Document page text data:
══════════════════════════════
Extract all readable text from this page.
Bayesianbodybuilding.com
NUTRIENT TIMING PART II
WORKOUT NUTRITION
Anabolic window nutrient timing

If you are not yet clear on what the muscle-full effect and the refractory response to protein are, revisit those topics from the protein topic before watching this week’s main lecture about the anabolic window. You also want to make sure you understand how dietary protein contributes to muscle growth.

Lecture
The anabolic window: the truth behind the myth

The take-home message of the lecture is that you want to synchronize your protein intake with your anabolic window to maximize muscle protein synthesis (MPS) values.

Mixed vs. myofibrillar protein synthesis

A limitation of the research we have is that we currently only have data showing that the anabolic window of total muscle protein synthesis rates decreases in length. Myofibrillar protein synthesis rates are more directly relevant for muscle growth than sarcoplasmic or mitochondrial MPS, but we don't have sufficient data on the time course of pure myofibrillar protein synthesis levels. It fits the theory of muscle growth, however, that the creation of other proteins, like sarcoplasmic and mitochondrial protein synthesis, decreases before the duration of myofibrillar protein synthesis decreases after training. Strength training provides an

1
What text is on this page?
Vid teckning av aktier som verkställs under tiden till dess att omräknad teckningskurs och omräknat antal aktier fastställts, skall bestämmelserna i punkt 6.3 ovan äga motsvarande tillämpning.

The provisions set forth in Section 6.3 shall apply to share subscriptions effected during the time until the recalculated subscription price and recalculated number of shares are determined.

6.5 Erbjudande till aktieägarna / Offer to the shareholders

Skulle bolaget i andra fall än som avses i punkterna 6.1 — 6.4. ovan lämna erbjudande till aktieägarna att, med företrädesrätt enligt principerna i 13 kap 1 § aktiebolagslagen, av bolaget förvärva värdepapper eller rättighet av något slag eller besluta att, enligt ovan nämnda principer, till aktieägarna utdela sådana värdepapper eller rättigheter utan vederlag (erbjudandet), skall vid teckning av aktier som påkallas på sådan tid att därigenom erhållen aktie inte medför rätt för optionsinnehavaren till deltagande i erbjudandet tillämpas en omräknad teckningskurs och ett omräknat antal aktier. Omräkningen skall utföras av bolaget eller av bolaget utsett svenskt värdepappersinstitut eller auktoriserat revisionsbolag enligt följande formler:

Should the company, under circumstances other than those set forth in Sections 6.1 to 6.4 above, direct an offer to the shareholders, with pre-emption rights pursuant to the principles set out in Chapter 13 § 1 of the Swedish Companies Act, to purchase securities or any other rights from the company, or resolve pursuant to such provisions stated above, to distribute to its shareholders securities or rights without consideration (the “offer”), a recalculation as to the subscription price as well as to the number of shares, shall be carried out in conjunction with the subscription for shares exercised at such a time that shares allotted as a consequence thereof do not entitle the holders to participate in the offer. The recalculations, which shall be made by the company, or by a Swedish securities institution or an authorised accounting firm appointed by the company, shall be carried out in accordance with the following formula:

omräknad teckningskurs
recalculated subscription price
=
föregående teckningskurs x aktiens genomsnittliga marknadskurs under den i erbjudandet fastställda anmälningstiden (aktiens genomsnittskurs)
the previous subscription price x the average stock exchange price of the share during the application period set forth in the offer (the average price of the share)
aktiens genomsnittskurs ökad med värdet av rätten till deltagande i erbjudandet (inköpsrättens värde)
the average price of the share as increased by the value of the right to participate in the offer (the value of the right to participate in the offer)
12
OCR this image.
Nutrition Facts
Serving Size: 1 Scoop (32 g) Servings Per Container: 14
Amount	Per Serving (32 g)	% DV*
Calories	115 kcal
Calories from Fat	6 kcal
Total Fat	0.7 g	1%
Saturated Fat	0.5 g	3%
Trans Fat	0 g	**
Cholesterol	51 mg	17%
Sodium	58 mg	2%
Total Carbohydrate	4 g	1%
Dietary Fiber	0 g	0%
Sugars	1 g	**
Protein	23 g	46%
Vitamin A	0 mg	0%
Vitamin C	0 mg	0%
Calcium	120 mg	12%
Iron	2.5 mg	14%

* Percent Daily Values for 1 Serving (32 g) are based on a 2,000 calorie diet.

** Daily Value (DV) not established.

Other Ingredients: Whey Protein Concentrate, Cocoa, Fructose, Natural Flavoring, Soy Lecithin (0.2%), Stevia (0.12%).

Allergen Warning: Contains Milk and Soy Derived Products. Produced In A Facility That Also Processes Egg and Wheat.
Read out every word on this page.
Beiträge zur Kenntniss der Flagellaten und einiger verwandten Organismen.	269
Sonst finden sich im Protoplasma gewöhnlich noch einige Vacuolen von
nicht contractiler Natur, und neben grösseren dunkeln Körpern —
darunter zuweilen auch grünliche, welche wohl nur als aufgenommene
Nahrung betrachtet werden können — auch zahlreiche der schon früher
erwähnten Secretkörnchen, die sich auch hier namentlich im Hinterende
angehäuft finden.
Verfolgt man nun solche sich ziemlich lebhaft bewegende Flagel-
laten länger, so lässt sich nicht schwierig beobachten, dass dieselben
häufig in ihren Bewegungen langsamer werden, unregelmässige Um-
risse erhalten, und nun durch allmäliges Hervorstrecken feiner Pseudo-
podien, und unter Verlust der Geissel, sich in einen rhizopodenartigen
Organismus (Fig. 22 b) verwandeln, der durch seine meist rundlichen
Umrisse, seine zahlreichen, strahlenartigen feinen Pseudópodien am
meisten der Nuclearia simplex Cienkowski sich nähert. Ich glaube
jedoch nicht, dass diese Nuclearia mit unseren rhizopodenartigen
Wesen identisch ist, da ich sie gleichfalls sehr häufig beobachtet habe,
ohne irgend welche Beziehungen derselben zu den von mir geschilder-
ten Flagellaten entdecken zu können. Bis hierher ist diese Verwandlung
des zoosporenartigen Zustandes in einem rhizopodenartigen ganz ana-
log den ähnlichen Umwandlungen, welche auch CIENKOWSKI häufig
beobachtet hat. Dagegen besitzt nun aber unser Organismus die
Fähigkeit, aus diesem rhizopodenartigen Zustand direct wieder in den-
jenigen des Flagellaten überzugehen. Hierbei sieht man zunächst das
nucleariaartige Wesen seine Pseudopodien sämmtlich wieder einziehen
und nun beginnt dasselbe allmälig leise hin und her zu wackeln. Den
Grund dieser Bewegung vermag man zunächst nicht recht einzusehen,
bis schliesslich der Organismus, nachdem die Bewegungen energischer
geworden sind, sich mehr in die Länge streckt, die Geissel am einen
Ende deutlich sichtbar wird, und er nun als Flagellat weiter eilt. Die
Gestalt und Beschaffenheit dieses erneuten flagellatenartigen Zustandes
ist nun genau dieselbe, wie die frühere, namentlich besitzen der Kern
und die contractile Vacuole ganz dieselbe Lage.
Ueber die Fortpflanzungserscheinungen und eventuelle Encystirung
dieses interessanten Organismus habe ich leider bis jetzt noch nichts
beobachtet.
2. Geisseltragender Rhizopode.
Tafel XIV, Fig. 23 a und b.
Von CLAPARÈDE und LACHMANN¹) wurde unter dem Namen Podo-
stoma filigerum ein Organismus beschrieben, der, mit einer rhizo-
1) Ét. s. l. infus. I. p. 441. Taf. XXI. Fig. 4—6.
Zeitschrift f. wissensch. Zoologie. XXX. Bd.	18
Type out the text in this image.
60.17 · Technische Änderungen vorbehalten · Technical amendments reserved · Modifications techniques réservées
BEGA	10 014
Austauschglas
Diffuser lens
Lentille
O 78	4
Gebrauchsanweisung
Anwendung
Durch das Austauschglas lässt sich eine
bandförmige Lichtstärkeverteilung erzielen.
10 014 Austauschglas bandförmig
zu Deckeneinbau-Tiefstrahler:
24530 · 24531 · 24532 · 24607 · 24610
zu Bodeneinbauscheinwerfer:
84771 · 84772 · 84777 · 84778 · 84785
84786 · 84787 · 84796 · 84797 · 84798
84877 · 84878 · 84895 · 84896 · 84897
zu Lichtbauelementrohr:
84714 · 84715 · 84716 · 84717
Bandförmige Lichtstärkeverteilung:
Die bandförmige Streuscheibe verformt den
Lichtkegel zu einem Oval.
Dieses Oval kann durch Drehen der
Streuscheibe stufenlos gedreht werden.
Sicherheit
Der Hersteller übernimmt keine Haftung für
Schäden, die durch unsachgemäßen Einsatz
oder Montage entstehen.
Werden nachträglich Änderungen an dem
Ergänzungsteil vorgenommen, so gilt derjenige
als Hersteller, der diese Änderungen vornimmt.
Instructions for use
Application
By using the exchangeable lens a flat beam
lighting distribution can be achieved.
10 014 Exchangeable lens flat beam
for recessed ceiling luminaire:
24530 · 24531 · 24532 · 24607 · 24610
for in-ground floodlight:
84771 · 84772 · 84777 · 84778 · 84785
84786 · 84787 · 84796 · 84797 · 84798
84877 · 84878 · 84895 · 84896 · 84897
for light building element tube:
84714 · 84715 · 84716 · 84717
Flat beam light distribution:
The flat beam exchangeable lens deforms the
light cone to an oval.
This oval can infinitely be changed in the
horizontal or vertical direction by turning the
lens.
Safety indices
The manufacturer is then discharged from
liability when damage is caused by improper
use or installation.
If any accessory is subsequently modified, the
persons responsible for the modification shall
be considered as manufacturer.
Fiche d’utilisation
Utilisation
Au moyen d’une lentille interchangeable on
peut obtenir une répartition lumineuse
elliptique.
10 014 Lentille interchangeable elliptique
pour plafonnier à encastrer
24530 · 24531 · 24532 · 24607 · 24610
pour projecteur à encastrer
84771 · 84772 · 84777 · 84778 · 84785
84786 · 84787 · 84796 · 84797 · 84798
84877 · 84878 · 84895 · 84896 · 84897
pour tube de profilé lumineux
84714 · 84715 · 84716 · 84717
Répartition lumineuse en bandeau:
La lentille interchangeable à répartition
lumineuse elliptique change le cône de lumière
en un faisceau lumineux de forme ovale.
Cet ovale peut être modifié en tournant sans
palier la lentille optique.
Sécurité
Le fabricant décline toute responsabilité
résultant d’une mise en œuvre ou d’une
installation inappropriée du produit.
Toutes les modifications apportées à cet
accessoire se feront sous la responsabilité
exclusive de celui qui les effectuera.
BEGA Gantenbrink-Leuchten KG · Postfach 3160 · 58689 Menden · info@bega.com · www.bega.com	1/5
══════════════════════════════
*WHAT IS REQUIRED*
From the entries above, return each line with the word "ovale" in it.

*THE ANSWER*
en un faisceau lumineux de forme ovale.
Cet ovale peut être modifié en tournant sans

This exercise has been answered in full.